::: Provided data :::

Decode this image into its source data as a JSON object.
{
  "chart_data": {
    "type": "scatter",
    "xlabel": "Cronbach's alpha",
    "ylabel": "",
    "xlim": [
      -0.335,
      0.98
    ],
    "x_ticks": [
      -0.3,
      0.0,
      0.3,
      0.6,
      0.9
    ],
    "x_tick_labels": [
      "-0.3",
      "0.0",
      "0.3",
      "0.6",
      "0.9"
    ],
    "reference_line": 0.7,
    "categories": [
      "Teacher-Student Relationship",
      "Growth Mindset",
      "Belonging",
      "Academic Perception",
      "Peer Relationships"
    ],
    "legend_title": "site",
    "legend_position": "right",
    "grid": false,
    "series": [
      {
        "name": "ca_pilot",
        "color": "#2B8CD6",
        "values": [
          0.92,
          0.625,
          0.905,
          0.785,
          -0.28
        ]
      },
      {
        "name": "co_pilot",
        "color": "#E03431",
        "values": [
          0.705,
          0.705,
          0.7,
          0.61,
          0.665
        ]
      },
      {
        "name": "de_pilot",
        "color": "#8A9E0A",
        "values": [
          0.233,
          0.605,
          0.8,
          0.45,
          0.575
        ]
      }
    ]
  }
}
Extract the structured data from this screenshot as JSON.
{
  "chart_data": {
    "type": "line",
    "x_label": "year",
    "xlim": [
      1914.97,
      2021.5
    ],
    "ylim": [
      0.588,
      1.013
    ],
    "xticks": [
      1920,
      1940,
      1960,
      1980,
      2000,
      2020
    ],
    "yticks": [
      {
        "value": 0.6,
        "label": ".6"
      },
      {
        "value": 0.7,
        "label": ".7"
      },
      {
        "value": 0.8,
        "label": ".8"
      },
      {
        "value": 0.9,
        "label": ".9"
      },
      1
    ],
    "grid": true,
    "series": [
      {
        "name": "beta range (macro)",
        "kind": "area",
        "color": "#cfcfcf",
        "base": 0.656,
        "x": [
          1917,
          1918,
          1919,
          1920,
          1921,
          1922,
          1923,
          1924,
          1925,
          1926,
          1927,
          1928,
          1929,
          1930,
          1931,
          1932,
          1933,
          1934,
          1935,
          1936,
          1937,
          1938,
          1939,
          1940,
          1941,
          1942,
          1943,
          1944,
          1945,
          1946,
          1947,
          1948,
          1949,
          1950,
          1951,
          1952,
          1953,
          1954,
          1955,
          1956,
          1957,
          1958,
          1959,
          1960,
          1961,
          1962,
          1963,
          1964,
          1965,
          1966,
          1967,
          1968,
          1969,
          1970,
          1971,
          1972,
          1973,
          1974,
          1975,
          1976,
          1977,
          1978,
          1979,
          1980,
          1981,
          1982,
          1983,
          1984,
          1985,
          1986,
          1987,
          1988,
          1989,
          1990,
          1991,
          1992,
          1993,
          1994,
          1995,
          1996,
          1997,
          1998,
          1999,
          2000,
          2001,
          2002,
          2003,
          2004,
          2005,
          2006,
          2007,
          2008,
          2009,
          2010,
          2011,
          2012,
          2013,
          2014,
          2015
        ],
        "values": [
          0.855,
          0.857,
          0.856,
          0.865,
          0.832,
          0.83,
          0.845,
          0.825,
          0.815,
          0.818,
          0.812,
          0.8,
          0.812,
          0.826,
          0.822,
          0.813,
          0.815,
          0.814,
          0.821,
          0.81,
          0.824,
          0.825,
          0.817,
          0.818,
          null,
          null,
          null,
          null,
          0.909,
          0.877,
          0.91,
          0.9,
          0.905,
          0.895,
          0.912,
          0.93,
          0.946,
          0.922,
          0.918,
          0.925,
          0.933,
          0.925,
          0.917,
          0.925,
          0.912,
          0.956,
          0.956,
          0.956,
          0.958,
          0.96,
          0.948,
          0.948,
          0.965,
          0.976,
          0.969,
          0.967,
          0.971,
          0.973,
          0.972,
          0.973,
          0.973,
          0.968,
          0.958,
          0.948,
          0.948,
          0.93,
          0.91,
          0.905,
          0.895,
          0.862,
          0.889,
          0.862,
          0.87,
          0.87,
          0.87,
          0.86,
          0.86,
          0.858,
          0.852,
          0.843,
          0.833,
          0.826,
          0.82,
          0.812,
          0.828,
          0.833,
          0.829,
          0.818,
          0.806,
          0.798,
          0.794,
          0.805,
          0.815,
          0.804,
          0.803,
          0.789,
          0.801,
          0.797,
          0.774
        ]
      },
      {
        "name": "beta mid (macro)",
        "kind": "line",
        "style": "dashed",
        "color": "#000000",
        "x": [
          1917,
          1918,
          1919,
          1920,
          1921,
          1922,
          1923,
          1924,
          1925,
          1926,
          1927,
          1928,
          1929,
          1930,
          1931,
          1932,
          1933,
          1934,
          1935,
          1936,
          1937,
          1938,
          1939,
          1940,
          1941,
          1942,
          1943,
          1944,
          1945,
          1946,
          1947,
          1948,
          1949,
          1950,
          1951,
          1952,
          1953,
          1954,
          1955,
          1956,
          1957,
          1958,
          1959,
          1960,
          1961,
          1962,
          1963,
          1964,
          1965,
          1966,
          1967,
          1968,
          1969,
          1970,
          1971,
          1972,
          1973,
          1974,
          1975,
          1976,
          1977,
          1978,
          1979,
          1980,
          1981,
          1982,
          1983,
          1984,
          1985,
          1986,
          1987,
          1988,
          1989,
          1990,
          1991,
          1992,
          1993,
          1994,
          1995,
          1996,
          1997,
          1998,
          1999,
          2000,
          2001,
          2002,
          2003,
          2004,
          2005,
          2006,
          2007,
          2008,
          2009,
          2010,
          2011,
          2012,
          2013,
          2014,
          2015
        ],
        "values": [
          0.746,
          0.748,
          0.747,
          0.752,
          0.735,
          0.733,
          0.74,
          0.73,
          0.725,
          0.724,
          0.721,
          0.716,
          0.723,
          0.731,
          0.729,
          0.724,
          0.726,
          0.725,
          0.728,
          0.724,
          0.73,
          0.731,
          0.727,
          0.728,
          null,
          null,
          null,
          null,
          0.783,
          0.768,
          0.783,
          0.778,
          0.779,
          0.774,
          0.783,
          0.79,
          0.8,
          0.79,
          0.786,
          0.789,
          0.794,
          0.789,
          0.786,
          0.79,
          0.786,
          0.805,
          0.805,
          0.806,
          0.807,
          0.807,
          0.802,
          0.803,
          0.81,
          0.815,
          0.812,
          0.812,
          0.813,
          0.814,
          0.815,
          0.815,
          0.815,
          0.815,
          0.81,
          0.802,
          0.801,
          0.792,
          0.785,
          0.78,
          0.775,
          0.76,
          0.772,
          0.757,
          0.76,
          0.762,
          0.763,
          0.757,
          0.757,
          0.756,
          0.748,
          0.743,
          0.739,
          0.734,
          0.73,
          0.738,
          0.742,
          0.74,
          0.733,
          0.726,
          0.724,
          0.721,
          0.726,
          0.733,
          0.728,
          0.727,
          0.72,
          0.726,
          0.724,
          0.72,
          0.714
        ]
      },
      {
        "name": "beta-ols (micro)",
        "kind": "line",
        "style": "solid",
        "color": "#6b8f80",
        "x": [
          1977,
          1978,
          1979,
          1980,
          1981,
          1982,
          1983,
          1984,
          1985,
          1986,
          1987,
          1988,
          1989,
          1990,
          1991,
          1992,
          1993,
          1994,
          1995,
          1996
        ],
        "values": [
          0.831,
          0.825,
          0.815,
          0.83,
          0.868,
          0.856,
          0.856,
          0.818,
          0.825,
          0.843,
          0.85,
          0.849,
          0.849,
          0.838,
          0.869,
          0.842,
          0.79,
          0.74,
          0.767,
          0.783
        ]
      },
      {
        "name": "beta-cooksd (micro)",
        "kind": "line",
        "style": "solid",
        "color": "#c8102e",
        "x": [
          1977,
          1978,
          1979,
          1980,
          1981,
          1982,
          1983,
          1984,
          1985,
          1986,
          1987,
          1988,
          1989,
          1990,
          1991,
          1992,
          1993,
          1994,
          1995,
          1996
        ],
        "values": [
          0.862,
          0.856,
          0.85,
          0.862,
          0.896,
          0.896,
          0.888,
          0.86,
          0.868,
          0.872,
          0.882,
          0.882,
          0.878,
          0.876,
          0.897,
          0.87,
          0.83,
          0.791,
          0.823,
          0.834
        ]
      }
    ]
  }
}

:::

Please list every line of the records that contains "macro".

        "name": "beta range (macro)",
        "name": "beta mid (macro)",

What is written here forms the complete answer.